### EXERCISE
The records below must be retyped exactly.

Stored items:
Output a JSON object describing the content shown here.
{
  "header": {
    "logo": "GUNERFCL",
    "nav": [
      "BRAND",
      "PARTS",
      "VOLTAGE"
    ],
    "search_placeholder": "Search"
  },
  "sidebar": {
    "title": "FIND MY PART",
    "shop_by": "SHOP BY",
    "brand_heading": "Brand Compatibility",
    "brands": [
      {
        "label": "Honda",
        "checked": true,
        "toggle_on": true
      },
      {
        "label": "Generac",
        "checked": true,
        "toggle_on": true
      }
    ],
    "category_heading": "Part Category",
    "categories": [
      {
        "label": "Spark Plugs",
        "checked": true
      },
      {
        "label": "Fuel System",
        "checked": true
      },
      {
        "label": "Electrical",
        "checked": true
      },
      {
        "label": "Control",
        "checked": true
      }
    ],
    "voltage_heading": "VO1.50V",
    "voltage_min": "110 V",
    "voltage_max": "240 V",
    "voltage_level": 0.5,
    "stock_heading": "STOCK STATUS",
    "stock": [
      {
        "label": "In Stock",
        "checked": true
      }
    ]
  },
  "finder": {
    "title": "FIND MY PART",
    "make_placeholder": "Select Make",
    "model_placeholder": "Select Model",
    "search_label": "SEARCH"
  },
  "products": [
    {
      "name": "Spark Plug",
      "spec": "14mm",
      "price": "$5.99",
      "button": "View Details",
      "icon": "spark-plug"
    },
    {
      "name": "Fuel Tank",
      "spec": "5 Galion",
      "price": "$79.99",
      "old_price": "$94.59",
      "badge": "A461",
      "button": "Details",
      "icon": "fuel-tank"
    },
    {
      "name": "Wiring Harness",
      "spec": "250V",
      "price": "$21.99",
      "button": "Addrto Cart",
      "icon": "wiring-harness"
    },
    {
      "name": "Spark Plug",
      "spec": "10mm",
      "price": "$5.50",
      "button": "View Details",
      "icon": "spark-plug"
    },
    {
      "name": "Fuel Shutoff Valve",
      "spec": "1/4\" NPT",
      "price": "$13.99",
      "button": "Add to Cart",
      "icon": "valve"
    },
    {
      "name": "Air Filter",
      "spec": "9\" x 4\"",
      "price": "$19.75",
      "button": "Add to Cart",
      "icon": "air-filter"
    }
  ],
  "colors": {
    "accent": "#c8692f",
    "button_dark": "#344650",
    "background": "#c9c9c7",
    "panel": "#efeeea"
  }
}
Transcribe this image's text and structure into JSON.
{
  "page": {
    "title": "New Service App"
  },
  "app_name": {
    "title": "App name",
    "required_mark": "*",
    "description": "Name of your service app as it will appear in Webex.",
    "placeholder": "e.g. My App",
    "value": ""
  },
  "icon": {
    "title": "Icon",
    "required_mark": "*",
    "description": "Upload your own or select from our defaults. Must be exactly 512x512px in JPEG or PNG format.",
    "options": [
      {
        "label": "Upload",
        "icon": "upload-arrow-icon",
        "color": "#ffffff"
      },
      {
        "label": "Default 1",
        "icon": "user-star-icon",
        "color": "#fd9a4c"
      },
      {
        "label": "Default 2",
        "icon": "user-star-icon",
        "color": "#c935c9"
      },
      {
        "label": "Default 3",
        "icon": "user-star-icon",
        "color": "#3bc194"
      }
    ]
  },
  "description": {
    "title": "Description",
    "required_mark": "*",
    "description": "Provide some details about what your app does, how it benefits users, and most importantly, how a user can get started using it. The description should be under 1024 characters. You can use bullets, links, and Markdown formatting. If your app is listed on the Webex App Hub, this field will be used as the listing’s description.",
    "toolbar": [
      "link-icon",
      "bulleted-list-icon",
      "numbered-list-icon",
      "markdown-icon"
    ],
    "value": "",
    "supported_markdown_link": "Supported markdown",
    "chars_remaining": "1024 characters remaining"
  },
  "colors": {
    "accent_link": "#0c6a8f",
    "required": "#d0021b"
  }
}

### RESPONSE TO THE TASK
Output a JSON object describing the content shown here.
{
  "header": {
    "logo": "GUNERFCL",
    "nav": [
      "BRAND",
      "PARTS",
      "VOLTAGE"
    ],
    "search_placeholder": "Search"
  },
  "sidebar": {
    "title": "FIND MY PART",
    "shop_by": "SHOP BY",
    "brand_heading": "Brand Compatibility",
    "brands": [
      {
        "label": "Honda",
        "checked": true,
        "toggle_on": true
      },
      {
        "label": "Generac",
        "checked": true,
        "toggle_on": true
      }
    ],
    "category_heading": "Part Category",
    "categories": [
      {
        "label": "Spark Plugs",
        "checked": true
      },
      {
        "label": "Fuel System",
        "checked": true
      },
      {
        "label": "Electrical",
        "checked": true
      },
      {
        "label": "Control",
        "checked": true
      }
    ],
    "voltage_heading": "VO1.50V",
    "voltage_min": "110 V",
    "voltage_max": "240 V",
    "voltage_level": 0.5,
    "stock_heading": "STOCK STATUS",
    "stock": [
      {
        "label": "In Stock",
        "checked": true
      }
    ]
  },
  "finder": {
    "title": "FIND MY PART",
    "make_placeholder": "Select Make",
    "model_placeholder": "Select Model",
    "search_label": "SEARCH"
  },
  "products": [
    {
      "name": "Spark Plug",
      "spec": "14mm",
      "price": "$5.99",
      "button": "View Details",
      "icon": "spark-plug"
    },
    {
      "name": "Fuel Tank",
      "spec": "5 Galion",
      "price": "$79.99",
      "old_price": "$94.59",
      "badge": "A461",
      "button": "Details",
      "icon": "fuel-tank"
    },
    {
      "name": "Wiring Harness",
      "spec": "250V",
      "price": "$21.99",
      "button": "Addrto Cart",
      "icon": "wiring-harness"
    },
    {
      "name": "Spark Plug",
      "spec": "10mm",
      "price": "$5.50",
      "button": "View Details",
      "icon": "spark-plug"
    },
    {
      "name": "Fuel Shutoff Valve",
      "spec": "1/4\" NPT",
      "price": "$13.99",
      "button": "Add to Cart",
      "icon": "valve"
    },
    {
      "name": "Air Filter",
      "spec": "9\" x 4\"",
      "price": "$19.75",
      "button": "Add to Cart",
      "icon": "air-filter"
    }
  ],
  "colors": {
    "accent": "#c8692f",
    "button_dark": "#344650",
    "background": "#c9c9c7",
    "panel": "#efeeea"
  }
}
Transcribe this image's text and structure into JSON.
{
  "page": {
    "title": "New Service App"
  },
  "app_name": {
    "title": "App name",
    "required_mark": "*",
    "description": "Name of your service app as it will appear in Webex.",
    "placeholder": "e.g. My App",
    "value": ""
  },
  "icon": {
    "title": "Icon",
    "required_mark": "*",
    "description": "Upload your own or select from our defaults. Must be exactly 512x512px in JPEG or PNG format.",
    "options": [
      {
        "label": "Upload",
        "icon": "upload-arrow-icon",
        "color": "#ffffff"
      },
      {
        "label": "Default 1",
        "icon": "user-star-icon",
        "color": "#fd9a4c"
      },
      {
        "label": "Default 2",
        "icon": "user-star-icon",
        "color": "#c935c9"
      },
      {
        "label": "Default 3",
        "icon": "user-star-icon",
        "color": "#3bc194"
      }
    ]
  },
  "description": {
    "title": "Description",
    "required_mark": "*",
    "description": "Provide some details about what your app does, how it benefits users, and most importantly, how a user can get started using it. The description should be under 1024 characters. You can use bullets, links, and Markdown formatting. If your app is listed on the Webex App Hub, this field will be used as the listing’s description.",
    "toolbar": [
      "link-icon",
      "bulleted-list-icon",
      "numbered-list-icon",
      "markdown-icon"
    ],
    "value": "",
    "supported_markdown_link": "Supported markdown",
    "chars_remaining": "1024 characters remaining"
  },
  "colors": {
    "accent_link": "#0c6a8f",
    "required": "#d0021b"
  }
}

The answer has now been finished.